[Some records]
==============================
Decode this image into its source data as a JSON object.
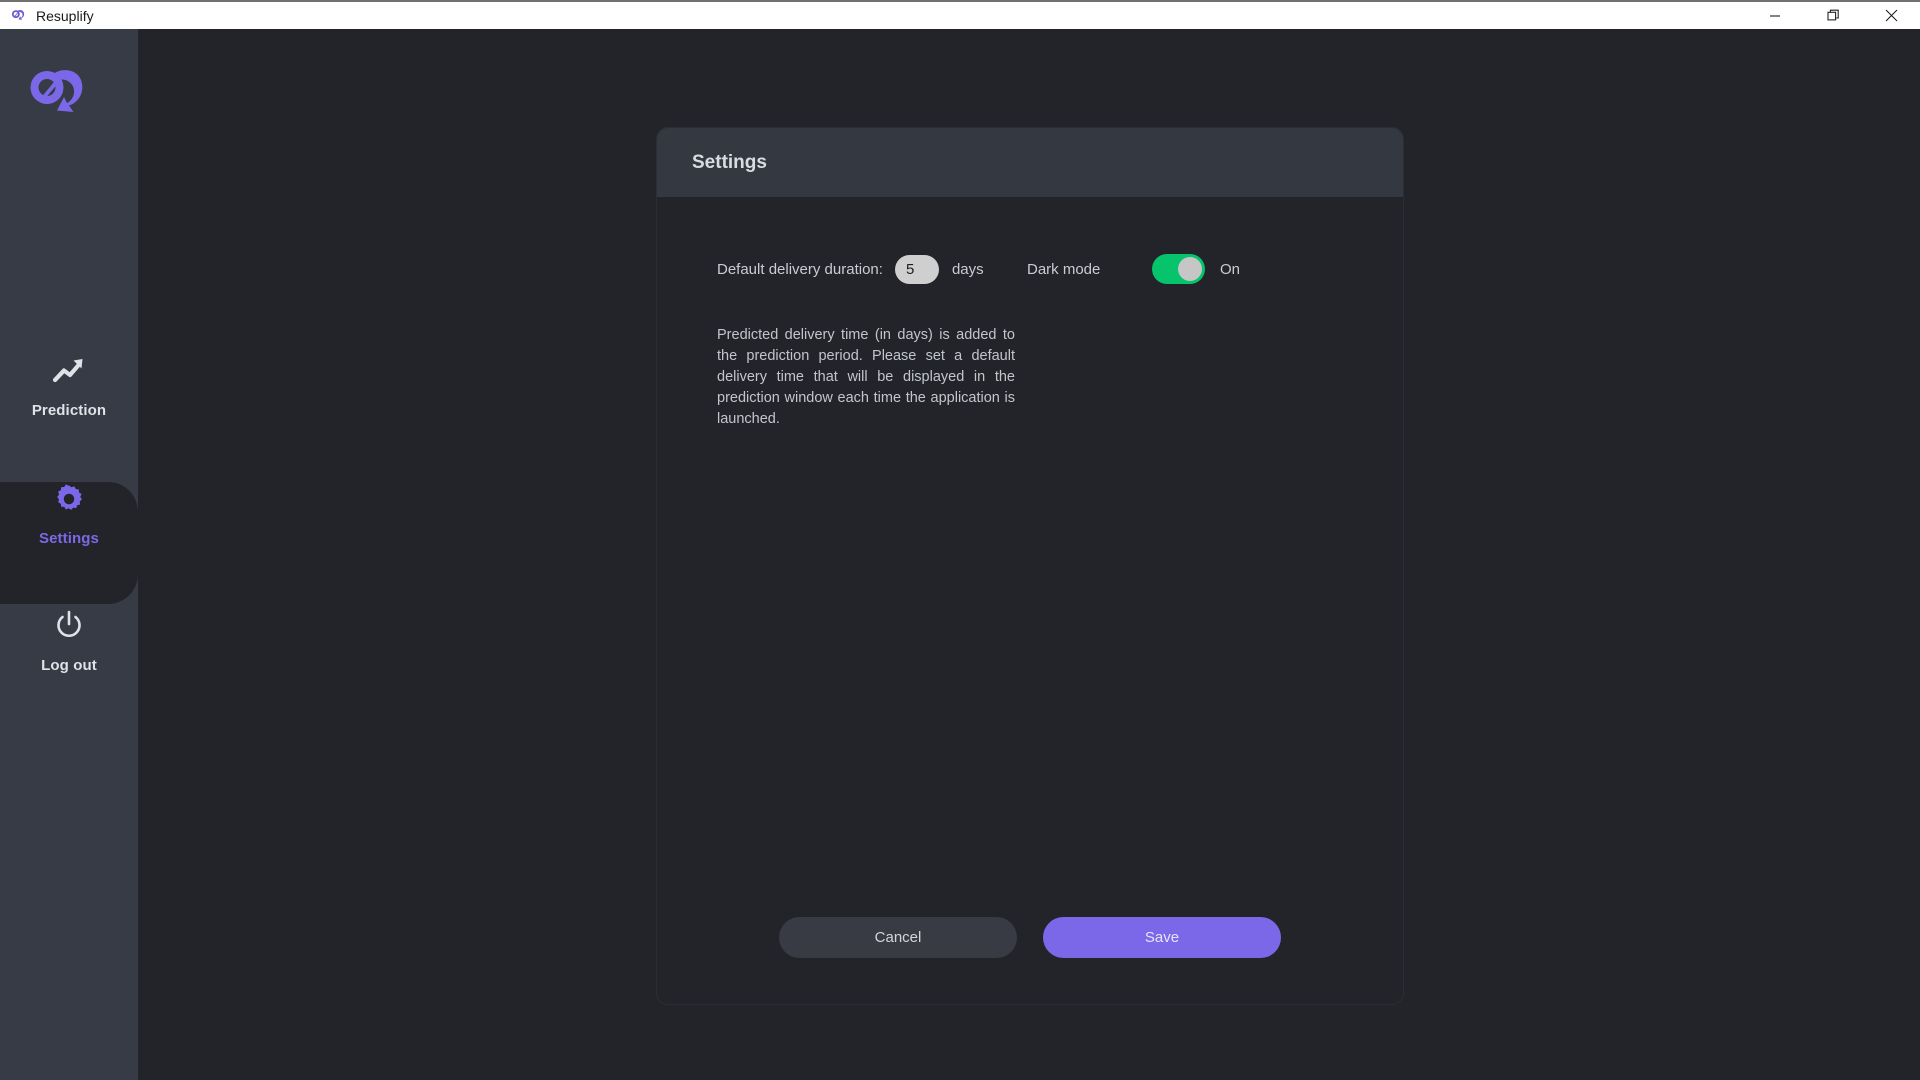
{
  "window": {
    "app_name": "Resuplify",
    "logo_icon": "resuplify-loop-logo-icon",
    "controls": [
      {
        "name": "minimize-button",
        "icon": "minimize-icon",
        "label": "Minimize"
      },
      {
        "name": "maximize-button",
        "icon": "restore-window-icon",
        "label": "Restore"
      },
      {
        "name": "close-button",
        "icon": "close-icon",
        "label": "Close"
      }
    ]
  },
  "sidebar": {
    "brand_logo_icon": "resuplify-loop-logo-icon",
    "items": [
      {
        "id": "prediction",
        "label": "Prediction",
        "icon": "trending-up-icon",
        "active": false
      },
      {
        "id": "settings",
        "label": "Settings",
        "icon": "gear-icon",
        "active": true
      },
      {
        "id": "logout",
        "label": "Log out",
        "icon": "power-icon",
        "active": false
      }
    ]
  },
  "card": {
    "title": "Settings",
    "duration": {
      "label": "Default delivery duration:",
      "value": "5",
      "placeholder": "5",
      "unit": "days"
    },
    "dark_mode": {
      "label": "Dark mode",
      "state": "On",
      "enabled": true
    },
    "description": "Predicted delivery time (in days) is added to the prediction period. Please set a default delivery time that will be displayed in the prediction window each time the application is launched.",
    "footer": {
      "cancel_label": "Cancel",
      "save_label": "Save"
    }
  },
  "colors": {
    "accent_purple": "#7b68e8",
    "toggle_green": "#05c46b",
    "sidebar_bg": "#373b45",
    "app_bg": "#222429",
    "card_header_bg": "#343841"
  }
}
==============================
▸ Written task: All lines in the data that contain the word "loop" should be copied.

▸ Reply to the task:
    "logo_icon": "resuplify-loop-logo-icon",
    "brand_logo_icon": "resuplify-loop-logo-icon",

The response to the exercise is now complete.